◆ Given instruction:
Identify each line in the records below that contains the word "نزول", and copy it.

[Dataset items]
● ● ● ●
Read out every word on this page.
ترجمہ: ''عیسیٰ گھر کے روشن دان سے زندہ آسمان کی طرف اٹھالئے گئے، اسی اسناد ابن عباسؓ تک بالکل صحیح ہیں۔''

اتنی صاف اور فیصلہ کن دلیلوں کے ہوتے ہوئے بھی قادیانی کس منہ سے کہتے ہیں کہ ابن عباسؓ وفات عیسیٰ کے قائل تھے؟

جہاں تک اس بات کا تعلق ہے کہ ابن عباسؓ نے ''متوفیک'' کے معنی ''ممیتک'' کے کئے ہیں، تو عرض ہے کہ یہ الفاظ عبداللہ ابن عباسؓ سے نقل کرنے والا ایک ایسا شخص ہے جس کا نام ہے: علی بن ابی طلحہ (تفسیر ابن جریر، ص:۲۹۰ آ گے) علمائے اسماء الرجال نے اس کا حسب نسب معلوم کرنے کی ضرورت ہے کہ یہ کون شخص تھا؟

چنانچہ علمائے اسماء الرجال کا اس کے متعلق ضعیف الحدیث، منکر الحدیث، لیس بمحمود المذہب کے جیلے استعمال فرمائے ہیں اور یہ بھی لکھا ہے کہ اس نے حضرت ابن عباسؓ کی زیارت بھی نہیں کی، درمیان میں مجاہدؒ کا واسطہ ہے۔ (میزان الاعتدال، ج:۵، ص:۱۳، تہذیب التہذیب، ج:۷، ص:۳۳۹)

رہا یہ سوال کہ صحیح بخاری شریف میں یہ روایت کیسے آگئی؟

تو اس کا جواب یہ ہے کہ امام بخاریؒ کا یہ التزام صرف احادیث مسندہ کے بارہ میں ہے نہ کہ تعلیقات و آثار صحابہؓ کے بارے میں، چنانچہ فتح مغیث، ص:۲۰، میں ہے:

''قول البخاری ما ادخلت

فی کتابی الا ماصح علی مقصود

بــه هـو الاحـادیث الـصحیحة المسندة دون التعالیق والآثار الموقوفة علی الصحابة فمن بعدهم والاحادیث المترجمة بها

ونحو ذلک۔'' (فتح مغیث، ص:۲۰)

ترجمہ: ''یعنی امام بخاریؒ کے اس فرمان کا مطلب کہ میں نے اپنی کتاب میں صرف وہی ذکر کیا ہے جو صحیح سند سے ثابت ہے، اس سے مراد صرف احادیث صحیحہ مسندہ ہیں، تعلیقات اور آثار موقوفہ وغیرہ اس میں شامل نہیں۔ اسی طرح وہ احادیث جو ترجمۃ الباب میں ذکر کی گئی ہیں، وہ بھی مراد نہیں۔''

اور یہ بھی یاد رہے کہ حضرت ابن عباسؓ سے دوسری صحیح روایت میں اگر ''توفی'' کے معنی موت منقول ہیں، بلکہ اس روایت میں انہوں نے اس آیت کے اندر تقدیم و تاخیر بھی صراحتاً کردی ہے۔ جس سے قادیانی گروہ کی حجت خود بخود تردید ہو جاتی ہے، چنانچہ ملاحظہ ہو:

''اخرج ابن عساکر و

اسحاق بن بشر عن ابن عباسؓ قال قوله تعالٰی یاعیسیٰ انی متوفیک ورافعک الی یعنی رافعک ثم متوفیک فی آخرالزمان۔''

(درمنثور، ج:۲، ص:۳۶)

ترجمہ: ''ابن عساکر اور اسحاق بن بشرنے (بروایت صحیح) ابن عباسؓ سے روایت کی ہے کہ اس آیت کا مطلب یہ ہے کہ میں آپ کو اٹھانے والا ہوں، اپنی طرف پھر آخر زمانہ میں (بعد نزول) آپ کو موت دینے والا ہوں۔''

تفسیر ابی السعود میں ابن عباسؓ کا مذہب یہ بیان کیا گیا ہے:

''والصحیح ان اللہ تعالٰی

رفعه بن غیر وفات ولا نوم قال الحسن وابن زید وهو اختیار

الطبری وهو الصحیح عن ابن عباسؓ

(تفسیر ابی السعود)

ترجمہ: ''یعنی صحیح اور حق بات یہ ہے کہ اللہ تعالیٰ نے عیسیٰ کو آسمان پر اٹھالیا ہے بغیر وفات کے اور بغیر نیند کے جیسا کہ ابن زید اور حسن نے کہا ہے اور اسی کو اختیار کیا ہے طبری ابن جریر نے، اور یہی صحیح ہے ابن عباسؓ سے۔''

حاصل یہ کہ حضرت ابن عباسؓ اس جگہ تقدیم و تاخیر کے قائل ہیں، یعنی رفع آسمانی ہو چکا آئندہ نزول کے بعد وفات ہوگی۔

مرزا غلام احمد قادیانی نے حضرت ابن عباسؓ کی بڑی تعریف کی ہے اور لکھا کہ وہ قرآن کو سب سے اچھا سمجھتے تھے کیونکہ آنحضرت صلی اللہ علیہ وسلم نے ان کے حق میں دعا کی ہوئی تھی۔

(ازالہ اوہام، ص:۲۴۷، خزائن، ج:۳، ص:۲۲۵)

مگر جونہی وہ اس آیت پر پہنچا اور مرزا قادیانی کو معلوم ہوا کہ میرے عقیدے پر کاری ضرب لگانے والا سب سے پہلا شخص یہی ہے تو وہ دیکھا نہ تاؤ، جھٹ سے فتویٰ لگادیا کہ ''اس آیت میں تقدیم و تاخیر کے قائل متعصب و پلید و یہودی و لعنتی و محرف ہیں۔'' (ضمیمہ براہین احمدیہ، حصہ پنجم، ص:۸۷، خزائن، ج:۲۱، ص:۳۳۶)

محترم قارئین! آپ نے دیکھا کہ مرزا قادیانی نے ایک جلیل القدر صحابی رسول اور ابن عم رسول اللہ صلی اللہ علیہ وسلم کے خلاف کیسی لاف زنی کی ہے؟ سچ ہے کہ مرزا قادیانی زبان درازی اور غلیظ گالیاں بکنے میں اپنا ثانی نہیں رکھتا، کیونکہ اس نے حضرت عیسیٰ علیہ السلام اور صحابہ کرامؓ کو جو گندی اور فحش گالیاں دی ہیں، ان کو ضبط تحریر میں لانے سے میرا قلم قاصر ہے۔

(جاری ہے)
● ● ● ●
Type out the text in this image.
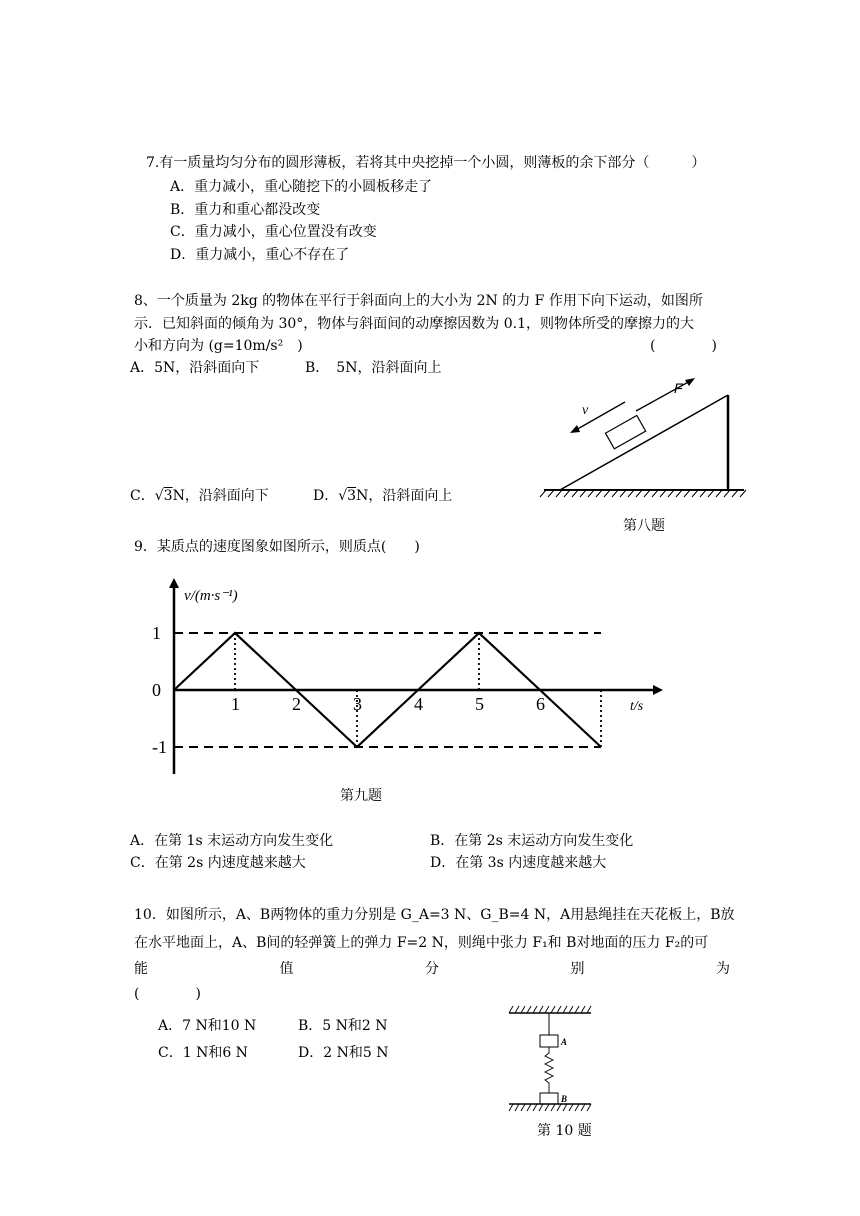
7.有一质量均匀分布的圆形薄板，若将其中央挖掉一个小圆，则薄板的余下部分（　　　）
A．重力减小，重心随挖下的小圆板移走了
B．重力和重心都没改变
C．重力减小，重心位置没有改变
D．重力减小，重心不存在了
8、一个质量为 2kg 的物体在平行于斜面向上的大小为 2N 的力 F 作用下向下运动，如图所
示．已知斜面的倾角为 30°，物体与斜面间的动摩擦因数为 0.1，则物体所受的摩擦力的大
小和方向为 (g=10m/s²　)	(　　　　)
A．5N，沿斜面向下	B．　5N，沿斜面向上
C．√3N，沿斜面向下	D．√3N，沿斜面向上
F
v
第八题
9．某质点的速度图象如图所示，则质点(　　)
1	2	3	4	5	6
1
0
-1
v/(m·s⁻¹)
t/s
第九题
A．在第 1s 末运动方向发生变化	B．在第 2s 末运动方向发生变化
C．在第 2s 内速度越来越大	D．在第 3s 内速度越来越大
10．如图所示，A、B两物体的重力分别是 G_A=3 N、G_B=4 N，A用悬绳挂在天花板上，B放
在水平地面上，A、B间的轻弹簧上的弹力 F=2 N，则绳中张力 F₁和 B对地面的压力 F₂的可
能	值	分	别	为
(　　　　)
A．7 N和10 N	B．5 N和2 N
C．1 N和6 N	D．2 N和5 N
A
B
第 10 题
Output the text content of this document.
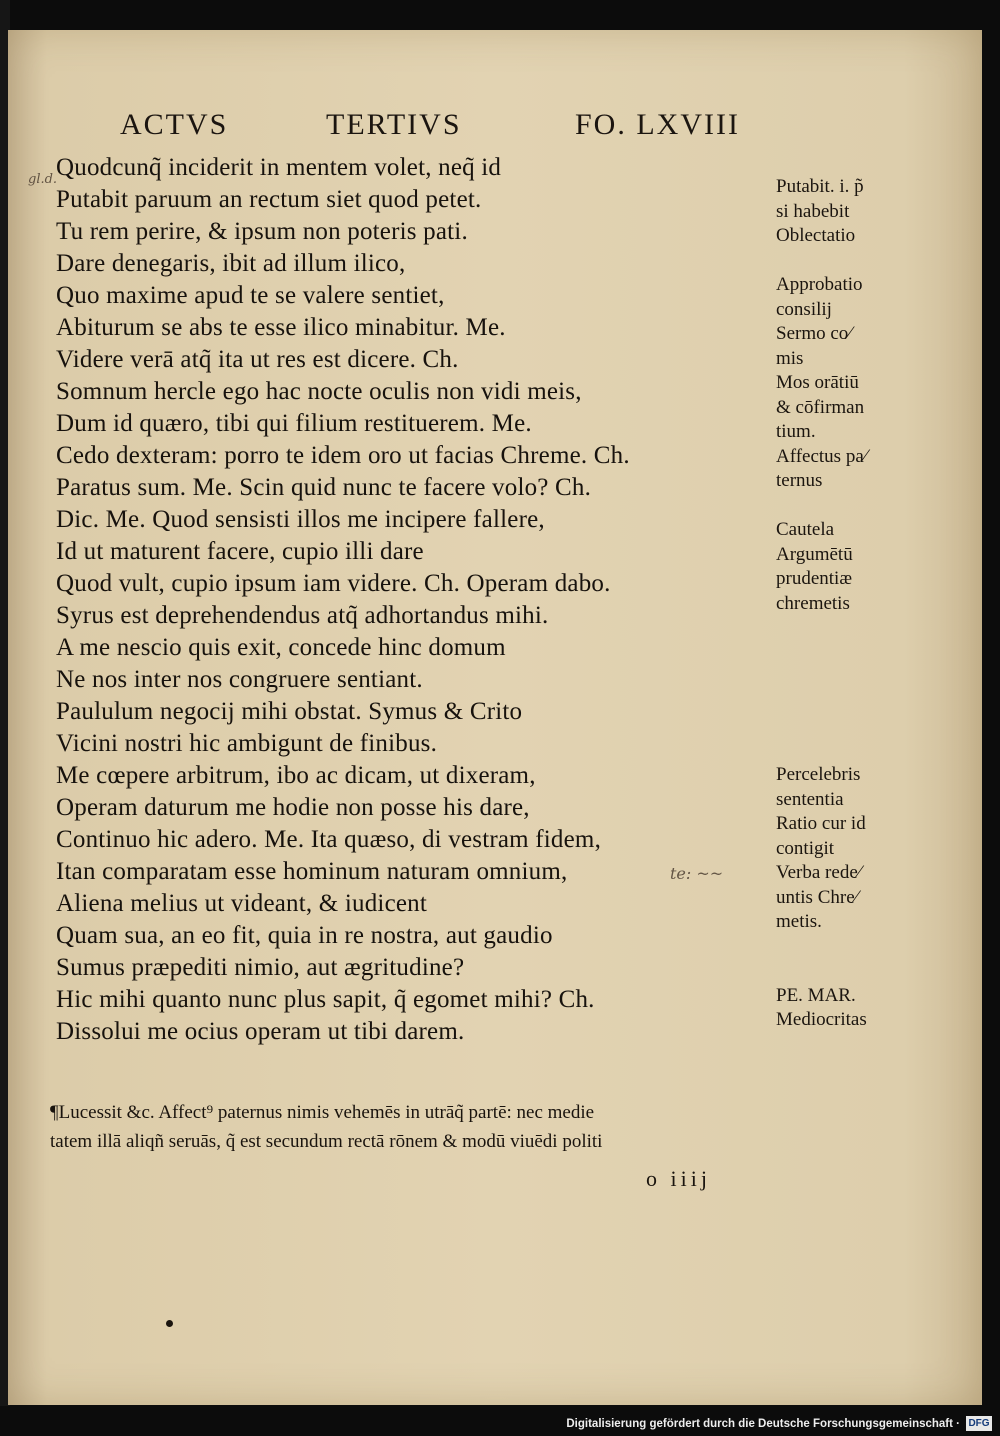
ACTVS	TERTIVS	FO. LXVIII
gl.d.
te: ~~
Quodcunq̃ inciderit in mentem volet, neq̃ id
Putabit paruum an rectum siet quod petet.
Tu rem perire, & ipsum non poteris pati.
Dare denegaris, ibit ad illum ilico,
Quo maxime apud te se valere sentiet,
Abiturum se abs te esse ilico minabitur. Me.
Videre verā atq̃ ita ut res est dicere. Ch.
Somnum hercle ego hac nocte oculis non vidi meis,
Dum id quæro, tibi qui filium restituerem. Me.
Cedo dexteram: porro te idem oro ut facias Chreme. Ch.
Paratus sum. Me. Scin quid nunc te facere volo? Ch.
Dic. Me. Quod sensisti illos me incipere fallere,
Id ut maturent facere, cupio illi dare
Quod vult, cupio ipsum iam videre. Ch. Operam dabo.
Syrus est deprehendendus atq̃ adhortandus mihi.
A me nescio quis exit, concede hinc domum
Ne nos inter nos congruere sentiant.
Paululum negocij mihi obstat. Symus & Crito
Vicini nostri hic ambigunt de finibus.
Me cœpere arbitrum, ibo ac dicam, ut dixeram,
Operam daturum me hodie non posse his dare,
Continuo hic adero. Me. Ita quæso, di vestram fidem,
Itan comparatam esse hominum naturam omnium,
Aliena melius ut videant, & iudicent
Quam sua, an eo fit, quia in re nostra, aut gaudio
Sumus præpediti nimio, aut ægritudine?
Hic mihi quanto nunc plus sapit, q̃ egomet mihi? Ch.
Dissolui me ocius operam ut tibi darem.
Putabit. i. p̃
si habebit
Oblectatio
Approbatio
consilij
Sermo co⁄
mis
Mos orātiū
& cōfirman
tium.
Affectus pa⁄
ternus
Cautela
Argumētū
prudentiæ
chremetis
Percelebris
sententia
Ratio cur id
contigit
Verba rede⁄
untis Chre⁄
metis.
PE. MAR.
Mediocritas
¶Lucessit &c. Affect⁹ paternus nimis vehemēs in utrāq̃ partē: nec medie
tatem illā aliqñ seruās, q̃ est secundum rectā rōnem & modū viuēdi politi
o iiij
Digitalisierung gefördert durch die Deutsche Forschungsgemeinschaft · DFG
● ● ● ●
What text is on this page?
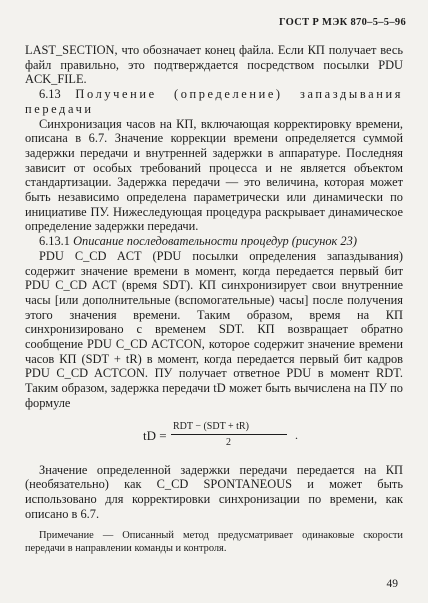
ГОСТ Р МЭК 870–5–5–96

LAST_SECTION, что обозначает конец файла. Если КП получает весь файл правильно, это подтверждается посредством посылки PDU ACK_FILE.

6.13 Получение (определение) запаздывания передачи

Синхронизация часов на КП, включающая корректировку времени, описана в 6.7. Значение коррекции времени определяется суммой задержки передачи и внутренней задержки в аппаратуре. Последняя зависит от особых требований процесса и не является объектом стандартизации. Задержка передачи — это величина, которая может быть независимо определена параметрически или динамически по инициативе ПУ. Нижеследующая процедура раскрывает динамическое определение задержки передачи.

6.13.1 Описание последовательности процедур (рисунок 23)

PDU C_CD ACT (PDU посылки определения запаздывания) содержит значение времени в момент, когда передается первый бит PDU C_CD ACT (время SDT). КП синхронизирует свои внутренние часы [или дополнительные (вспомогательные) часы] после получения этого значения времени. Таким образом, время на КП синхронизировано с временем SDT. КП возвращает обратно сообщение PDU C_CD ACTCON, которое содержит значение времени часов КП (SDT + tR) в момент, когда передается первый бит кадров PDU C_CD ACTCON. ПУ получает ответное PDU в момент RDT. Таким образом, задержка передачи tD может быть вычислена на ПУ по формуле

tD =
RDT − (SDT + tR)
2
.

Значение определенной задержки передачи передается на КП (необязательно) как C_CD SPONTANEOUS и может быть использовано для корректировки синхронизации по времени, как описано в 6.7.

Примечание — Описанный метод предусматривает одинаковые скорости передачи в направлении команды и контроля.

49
● ● ● ●
◆ Exercise result:
ترجمہ: ''ابن عساکر اور اسحاق بن بشرنے (بروایت صحیح) ابن عباسؓ سے روایت کی ہے کہ اس آیت کا مطلب یہ ہے کہ میں آپ کو اٹھانے والا ہوں، اپنی طرف پھر آخر زمانہ میں (بعد نزول) آپ کو موت دینے والا ہوں۔''
حاصل یہ کہ حضرت ابن عباسؓ اس جگہ تقدیم و تاخیر کے قائل ہیں، یعنی رفع آسمانی ہو چکا آئندہ نزول کے بعد وفات ہوگی۔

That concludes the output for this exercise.